begin
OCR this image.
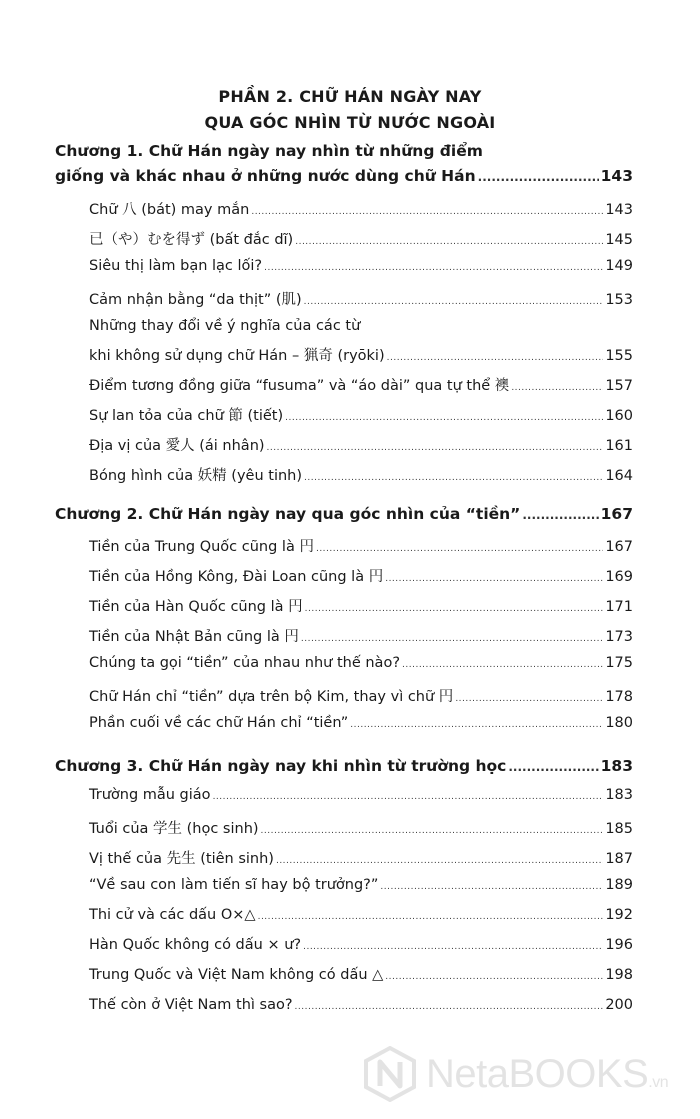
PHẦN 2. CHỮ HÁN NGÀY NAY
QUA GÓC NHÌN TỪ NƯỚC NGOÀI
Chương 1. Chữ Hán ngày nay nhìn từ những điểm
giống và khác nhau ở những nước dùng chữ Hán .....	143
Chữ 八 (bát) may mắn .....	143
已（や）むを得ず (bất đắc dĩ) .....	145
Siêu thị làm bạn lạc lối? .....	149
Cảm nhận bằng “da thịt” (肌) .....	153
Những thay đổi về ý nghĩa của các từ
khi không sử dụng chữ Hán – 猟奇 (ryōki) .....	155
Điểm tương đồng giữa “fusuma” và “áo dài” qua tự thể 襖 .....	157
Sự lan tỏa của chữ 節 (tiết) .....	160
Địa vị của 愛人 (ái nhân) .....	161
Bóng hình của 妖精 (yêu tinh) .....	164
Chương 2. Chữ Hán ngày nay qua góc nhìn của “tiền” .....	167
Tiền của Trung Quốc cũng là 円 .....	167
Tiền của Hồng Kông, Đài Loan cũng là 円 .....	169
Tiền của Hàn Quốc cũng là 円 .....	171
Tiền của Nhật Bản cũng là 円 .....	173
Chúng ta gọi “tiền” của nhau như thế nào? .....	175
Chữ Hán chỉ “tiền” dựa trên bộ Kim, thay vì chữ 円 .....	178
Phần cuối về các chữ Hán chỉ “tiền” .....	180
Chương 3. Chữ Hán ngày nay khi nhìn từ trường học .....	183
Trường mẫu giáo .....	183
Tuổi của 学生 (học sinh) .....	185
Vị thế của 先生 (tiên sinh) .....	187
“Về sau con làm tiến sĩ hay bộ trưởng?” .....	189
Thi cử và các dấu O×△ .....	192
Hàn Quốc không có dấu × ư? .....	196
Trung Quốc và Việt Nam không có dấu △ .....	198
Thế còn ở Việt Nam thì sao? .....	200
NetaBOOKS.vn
end
begin
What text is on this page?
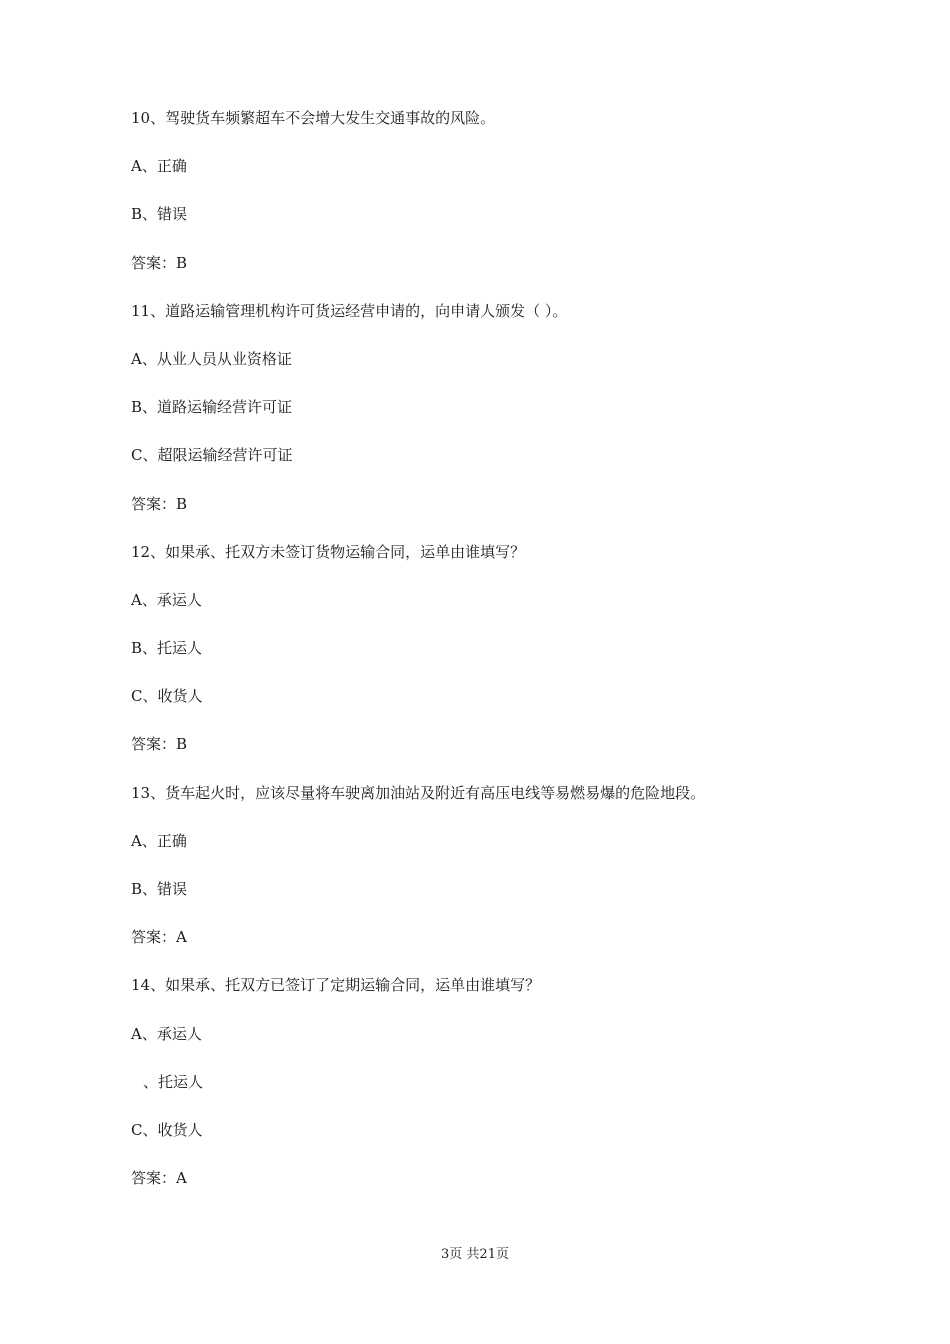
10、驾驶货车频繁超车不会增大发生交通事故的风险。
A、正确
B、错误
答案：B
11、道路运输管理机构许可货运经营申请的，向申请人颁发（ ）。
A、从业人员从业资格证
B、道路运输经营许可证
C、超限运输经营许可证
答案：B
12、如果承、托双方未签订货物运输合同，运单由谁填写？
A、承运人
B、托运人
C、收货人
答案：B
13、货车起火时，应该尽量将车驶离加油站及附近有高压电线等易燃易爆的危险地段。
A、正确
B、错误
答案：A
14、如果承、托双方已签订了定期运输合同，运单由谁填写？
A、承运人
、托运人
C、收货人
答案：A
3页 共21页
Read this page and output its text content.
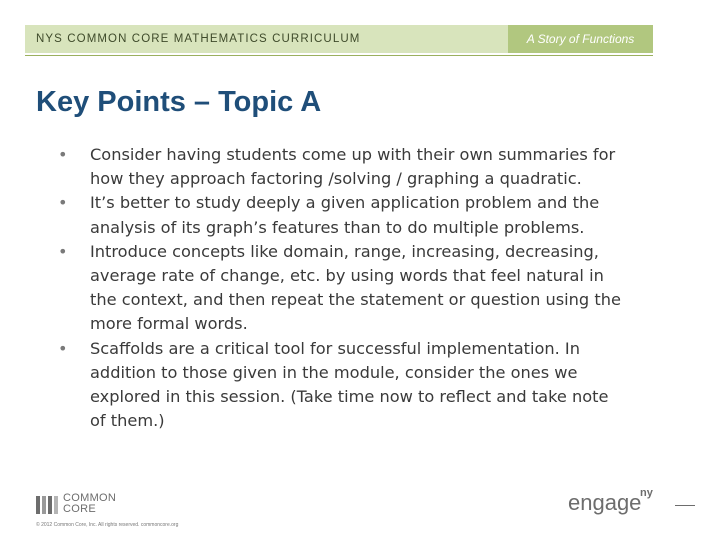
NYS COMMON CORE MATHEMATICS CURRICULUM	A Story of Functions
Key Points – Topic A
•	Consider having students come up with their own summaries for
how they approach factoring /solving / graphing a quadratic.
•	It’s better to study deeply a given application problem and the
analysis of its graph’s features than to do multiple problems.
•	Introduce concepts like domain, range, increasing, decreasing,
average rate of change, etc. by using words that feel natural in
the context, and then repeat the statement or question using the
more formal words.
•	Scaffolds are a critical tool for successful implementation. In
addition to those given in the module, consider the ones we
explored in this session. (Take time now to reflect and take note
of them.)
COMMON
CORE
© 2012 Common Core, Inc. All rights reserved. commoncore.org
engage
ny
end
begin
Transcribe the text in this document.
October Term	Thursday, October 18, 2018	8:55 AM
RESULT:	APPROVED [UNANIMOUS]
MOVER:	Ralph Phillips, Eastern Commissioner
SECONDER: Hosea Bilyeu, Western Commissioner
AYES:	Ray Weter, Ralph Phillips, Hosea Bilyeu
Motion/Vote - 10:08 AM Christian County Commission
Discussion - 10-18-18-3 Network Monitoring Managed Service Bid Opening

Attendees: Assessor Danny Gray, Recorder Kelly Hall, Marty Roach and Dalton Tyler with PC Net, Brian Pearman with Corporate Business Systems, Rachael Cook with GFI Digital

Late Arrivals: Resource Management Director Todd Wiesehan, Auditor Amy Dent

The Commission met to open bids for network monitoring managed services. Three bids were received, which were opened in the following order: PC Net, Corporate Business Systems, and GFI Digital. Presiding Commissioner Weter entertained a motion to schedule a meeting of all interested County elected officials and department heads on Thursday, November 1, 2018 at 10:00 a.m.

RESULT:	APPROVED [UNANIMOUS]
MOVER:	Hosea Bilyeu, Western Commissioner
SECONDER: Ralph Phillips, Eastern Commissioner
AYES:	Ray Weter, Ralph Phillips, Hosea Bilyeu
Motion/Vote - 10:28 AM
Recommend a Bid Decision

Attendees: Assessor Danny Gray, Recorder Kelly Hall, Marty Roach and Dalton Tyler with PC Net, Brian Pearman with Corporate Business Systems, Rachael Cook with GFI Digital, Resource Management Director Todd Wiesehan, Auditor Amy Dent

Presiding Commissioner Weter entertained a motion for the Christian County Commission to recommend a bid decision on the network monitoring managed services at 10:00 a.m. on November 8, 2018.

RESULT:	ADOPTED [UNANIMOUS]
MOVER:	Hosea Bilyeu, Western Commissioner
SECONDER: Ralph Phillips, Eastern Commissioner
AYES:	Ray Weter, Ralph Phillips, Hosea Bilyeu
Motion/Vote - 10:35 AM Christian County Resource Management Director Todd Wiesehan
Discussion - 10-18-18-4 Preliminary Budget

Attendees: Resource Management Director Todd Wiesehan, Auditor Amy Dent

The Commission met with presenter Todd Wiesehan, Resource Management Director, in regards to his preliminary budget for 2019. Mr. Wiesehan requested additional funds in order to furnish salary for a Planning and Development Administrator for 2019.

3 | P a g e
end
What you are asked to do
Find the word "using" in the data and show each line that holds it.

Task solution
average rate of change, etc. by using words that feel natural in
the context, and then repeat the statement or question using the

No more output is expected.